## Data section
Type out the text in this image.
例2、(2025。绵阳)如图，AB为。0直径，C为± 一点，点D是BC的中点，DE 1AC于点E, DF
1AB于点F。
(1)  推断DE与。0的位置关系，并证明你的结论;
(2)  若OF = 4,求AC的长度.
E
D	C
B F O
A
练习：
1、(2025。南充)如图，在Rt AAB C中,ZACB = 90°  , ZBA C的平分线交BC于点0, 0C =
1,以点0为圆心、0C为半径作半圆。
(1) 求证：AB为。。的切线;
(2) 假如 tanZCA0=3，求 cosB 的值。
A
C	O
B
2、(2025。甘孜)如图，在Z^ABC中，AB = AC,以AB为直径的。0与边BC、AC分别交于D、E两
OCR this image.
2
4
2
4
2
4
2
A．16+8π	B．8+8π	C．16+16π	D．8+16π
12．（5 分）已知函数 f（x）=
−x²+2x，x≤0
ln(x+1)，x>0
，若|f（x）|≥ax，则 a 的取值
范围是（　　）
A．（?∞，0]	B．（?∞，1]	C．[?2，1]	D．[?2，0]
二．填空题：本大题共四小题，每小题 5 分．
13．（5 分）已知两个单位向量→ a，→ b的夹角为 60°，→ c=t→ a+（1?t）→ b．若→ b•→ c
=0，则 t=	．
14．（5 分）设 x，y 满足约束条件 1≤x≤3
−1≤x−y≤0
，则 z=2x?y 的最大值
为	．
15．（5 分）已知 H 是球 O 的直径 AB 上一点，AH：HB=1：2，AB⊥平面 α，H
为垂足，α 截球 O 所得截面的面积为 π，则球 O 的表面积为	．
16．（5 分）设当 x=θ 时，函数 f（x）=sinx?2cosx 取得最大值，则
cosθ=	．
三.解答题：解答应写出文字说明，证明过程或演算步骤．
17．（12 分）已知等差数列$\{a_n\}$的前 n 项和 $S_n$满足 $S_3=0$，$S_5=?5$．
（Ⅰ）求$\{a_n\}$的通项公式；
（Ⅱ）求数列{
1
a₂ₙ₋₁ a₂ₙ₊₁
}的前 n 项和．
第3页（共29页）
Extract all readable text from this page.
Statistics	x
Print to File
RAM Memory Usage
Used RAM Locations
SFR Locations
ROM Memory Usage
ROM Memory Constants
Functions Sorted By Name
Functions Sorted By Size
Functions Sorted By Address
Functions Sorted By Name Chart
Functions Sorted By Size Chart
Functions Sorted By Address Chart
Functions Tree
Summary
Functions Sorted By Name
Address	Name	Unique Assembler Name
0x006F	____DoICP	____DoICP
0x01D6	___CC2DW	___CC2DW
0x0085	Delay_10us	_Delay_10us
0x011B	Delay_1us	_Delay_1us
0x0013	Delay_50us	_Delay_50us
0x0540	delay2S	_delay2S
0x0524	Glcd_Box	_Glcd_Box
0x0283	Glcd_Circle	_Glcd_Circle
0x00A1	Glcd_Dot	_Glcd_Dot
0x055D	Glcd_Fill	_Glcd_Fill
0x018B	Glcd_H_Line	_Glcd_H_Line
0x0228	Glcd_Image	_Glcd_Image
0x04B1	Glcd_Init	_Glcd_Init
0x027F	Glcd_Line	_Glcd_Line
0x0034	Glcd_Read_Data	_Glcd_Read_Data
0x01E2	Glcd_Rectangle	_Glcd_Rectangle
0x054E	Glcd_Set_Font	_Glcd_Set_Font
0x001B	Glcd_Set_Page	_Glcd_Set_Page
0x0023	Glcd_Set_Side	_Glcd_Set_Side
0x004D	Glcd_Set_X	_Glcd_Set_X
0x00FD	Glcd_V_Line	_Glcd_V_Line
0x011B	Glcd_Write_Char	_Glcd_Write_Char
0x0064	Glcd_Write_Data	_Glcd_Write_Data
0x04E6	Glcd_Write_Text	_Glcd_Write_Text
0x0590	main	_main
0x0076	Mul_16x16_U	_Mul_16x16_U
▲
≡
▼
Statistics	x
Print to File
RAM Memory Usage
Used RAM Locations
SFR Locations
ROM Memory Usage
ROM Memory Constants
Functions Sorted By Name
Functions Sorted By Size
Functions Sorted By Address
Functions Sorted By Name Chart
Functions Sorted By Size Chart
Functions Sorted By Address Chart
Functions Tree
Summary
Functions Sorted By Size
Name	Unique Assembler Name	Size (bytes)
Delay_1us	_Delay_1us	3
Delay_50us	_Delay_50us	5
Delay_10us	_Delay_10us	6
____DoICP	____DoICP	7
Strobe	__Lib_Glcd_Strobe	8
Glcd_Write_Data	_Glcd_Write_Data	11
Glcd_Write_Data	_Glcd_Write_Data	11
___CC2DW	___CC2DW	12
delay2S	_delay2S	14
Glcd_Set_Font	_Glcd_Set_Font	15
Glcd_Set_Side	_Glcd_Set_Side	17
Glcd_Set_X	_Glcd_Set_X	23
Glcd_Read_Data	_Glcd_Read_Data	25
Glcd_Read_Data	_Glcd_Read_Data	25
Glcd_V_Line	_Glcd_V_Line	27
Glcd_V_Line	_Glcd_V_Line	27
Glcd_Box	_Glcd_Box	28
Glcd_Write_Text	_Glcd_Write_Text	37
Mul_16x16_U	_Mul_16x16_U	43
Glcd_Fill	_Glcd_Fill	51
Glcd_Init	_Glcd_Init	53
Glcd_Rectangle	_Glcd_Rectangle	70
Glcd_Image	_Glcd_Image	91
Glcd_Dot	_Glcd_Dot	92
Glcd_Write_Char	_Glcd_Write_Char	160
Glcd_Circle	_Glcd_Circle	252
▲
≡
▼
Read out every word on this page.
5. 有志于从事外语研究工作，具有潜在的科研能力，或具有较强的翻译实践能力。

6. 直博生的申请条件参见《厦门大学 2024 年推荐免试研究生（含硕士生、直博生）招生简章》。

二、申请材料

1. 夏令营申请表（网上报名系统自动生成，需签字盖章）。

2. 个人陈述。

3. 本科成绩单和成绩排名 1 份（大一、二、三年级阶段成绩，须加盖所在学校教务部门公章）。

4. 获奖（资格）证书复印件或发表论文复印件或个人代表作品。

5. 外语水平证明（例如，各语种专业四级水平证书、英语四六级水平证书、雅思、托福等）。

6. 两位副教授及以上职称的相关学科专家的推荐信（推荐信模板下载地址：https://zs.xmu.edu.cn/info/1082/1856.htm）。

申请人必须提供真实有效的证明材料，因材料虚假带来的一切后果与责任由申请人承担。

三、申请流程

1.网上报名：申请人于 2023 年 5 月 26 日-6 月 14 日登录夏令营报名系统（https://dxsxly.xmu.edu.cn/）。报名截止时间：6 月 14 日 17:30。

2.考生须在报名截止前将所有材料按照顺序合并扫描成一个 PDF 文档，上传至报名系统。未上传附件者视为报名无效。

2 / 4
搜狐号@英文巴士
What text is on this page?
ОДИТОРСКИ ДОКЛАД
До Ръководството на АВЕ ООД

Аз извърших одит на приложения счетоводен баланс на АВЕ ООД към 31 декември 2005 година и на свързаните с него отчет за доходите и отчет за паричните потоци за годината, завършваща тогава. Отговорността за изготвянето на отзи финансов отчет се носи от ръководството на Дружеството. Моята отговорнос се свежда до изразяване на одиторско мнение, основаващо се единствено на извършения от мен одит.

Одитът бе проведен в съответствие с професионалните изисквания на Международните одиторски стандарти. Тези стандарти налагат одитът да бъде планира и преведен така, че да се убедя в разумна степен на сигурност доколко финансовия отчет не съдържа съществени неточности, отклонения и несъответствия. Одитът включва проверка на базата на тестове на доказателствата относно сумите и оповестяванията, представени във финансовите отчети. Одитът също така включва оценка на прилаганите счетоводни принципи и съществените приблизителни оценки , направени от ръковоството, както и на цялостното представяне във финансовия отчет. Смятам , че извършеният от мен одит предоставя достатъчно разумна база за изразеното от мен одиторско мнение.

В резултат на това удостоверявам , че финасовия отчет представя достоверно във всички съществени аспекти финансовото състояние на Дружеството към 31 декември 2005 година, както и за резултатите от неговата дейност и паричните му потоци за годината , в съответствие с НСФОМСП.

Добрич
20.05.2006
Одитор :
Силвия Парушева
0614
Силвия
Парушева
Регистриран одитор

## The exercise
Read the lines above. Gather those in which the string "потоци" is found.

## Response to this task
Аз извърших одит на приложения счетоводен баланс на АВЕ ООД към 31 декември 2005 година и на свързаните с него отчет за доходите и отчет за паричните потоци за годината, завършваща тогава. Отговорността за изготвянето на отзи финансов отчет се носи от ръководството на Дружеството. Моята отговорнос се свежда до изразяване на одиторско мнение, основаващо се единствено на извършения от мен одит.
В резултат на това удостоверявам , че финасовия отчет представя достоверно във всички съществени аспекти финансовото състояние на Дружеството към 31 декември 2005 година, както и за резултатите от неговата дейност и паричните му потоци за годината , в съответствие с НСФОМСП.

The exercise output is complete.